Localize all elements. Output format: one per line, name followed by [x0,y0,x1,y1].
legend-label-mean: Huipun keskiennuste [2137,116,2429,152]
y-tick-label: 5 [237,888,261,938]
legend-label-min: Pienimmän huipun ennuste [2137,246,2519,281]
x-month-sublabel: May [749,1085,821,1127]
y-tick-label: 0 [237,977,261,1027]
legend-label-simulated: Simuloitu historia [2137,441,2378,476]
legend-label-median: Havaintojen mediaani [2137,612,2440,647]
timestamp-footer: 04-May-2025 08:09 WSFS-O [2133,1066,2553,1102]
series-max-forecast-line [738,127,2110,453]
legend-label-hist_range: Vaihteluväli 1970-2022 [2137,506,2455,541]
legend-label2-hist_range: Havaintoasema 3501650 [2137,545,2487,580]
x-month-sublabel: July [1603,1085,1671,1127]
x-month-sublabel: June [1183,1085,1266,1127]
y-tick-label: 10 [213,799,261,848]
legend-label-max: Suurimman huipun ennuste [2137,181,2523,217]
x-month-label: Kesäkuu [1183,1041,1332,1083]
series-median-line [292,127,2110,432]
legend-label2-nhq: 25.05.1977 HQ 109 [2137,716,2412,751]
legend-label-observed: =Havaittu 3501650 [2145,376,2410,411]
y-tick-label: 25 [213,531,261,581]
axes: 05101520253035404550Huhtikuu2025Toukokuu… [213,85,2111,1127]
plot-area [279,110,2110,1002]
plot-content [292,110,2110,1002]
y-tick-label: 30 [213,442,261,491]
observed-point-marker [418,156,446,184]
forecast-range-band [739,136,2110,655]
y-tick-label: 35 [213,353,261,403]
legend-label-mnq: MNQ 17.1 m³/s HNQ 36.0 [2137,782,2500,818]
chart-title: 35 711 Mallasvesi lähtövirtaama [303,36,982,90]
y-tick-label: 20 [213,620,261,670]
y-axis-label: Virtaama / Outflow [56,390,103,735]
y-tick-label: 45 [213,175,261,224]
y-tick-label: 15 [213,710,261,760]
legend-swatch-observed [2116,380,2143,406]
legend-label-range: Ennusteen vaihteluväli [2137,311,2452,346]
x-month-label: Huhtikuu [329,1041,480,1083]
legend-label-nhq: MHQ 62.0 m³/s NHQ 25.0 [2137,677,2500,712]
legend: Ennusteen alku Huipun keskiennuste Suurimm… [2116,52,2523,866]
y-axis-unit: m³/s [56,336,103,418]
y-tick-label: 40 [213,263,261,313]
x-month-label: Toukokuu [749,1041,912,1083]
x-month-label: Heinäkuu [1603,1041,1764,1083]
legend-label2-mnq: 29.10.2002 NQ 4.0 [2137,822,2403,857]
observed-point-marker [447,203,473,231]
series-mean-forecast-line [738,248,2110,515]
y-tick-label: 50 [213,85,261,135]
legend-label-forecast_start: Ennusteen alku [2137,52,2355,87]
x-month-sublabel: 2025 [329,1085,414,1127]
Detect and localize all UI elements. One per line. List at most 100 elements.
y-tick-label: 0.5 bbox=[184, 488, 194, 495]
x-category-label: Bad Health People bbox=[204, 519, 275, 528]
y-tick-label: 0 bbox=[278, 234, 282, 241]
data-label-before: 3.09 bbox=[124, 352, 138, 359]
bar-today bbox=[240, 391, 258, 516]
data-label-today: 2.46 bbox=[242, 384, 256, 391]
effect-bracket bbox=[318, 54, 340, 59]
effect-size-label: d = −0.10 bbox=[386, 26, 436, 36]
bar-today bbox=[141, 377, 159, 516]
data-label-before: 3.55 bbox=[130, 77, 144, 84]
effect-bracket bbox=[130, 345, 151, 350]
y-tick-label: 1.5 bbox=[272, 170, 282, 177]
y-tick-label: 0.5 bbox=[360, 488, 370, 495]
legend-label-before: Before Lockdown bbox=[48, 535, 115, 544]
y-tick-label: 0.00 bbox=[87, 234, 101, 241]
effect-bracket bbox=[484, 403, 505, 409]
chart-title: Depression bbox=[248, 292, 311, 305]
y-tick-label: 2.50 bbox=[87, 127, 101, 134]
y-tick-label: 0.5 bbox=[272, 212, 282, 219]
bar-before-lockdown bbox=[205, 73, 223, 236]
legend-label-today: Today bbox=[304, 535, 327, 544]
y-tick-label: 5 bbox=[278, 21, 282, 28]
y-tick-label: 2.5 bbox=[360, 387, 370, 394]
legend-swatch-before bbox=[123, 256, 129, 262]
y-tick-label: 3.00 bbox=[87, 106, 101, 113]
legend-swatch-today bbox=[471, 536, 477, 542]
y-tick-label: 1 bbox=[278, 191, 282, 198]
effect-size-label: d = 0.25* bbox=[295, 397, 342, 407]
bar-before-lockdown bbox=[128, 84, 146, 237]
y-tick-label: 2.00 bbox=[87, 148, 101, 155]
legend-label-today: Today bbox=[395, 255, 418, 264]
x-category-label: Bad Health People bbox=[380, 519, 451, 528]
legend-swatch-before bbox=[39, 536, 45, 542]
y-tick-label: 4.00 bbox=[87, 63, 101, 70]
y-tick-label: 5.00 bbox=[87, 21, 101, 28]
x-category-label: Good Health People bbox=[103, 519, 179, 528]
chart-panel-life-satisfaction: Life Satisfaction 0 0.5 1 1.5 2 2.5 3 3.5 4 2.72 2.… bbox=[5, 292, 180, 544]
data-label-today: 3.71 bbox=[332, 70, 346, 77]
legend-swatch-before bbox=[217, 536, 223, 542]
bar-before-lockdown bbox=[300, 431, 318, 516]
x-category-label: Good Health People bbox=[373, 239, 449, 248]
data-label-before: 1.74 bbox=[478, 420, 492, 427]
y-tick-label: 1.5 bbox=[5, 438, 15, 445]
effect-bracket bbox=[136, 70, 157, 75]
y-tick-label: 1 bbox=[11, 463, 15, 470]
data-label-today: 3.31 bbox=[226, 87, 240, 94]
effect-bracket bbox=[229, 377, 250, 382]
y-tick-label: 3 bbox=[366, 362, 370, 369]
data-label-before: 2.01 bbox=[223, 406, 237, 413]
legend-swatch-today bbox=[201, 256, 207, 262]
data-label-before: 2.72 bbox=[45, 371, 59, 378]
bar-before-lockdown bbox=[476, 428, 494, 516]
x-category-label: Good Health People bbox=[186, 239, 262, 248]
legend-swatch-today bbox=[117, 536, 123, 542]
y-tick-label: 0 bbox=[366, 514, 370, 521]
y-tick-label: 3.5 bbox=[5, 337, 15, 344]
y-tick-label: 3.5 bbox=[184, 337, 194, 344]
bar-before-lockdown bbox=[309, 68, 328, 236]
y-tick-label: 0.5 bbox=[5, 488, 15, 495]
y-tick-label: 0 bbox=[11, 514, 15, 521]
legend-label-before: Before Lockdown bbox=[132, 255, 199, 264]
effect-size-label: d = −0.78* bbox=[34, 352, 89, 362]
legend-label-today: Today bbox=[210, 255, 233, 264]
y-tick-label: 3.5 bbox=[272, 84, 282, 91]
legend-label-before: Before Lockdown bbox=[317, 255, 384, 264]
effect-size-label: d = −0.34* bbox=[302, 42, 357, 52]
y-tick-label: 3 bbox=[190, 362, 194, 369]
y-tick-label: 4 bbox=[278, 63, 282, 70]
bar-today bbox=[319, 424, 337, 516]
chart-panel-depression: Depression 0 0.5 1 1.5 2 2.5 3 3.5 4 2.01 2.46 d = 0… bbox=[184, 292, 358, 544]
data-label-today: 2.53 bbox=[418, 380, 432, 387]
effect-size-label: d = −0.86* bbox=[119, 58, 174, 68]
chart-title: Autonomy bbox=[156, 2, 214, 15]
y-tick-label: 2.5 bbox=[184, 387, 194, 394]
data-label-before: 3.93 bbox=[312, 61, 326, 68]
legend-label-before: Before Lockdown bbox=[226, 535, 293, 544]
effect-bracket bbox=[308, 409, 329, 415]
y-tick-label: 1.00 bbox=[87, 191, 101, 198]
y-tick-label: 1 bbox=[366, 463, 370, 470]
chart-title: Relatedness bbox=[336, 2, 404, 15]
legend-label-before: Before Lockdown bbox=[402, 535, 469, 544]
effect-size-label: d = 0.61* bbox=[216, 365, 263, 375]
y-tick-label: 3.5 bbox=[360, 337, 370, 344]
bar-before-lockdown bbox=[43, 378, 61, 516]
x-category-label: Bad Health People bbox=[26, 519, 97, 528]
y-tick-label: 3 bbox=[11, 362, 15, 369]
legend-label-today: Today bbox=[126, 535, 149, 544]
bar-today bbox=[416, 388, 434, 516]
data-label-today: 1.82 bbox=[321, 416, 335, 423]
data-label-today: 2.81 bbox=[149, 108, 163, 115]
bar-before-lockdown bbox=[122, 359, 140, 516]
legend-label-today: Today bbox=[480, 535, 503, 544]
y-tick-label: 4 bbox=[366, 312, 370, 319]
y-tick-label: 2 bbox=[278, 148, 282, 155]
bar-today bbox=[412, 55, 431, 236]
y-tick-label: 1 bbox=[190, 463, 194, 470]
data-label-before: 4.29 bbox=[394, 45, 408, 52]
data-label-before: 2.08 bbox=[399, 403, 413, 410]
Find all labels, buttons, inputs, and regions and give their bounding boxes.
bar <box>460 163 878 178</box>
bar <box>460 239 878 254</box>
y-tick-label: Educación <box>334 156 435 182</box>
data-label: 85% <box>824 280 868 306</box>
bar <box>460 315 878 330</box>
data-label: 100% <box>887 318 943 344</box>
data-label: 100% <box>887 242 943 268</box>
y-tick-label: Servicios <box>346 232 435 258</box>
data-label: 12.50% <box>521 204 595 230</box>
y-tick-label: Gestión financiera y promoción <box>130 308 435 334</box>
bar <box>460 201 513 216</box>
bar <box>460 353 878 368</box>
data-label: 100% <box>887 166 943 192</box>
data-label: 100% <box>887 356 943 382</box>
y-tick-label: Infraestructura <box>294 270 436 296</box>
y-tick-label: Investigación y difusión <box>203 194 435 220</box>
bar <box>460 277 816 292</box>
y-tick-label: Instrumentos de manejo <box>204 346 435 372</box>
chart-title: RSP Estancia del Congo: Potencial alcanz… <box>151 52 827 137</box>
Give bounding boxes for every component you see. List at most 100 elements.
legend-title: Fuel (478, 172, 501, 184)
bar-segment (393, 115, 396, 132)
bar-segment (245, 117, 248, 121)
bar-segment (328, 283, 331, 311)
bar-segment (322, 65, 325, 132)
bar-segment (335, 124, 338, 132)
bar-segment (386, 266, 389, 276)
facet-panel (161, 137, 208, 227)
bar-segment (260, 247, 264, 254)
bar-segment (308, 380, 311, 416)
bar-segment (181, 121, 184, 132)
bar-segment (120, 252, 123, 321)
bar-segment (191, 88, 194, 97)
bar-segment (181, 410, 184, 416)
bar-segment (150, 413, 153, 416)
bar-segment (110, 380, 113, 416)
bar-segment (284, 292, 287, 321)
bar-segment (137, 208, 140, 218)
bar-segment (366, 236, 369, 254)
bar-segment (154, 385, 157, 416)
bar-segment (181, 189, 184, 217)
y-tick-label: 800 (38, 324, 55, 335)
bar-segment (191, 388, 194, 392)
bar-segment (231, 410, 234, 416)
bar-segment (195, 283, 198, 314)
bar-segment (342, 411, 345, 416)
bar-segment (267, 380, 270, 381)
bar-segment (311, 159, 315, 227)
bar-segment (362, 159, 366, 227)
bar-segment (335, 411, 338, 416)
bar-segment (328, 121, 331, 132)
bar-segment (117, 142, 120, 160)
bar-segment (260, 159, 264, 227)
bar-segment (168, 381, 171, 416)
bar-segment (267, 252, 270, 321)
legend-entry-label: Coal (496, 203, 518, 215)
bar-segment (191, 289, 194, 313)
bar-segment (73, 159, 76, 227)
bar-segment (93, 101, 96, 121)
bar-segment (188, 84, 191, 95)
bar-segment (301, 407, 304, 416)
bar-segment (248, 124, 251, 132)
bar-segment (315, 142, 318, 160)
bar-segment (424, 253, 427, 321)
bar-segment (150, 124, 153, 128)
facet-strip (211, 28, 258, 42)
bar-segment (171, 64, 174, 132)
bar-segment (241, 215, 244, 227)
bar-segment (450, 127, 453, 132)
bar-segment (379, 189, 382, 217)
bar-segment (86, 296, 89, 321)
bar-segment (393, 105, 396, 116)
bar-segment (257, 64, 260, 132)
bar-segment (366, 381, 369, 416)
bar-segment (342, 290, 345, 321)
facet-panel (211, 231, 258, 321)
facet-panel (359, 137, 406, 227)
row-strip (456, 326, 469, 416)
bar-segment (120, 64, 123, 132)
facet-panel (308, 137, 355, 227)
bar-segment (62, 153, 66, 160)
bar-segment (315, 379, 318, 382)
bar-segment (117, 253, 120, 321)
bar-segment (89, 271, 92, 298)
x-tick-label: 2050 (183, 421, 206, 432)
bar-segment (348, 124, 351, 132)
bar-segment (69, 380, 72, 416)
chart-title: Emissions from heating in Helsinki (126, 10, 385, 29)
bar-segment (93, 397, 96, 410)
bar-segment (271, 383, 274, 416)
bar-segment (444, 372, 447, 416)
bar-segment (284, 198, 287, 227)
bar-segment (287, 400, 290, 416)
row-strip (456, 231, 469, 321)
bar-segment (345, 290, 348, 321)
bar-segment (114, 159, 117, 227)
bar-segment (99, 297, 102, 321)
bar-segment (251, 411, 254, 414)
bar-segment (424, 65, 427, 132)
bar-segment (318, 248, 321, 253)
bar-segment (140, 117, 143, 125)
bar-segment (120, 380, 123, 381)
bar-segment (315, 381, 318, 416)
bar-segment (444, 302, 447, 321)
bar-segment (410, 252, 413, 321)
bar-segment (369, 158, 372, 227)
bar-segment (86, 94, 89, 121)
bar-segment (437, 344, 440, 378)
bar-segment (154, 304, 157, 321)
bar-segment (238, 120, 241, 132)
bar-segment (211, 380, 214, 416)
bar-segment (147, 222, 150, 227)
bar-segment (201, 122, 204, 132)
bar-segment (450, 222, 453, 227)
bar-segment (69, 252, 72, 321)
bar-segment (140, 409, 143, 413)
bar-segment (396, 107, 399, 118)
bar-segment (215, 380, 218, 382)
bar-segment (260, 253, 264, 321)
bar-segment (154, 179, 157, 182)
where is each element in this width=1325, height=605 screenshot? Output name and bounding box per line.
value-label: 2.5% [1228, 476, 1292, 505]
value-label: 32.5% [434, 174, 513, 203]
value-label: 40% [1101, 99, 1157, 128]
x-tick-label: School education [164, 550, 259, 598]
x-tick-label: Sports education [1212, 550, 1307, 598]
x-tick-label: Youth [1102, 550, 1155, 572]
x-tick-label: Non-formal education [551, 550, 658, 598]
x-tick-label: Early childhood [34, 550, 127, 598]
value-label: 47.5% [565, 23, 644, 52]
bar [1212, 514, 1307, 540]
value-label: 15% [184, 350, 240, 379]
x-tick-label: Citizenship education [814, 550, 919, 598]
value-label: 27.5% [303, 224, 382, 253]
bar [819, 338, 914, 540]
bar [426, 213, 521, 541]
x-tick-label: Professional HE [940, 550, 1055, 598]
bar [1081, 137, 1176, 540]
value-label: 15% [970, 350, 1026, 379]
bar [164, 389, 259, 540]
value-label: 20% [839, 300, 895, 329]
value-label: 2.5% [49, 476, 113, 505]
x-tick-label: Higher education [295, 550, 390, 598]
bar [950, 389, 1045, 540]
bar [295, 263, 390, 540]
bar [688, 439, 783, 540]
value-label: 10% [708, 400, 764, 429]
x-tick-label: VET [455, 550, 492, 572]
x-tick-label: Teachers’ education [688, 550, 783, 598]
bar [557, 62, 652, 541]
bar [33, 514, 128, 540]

WHAT NEEDS TO BE DONE:
Could you give everything from the start of the listing down to the line containing "legend-label-median: Havaintojen mediaani", with "y-tick-label" swapped for "y-axis-tick" and nothing else changed?

WRITTEN ANSWER:
Localize all elements. Output format: one per line, name followed by [x0,y0,x1,y1].
legend-label-mean: Huipun keskiennuste [2137,116,2429,152]
y-axis-tick: 5 [237,888,261,938]
legend-label-min: Pienimmän huipun ennuste [2137,246,2519,281]
x-month-sublabel: May [749,1085,821,1127]
y-axis-tick: 0 [237,977,261,1027]
legend-label-simulated: Simuloitu historia [2137,441,2378,476]
legend-label-median: Havaintojen mediaani [2137,612,2440,647]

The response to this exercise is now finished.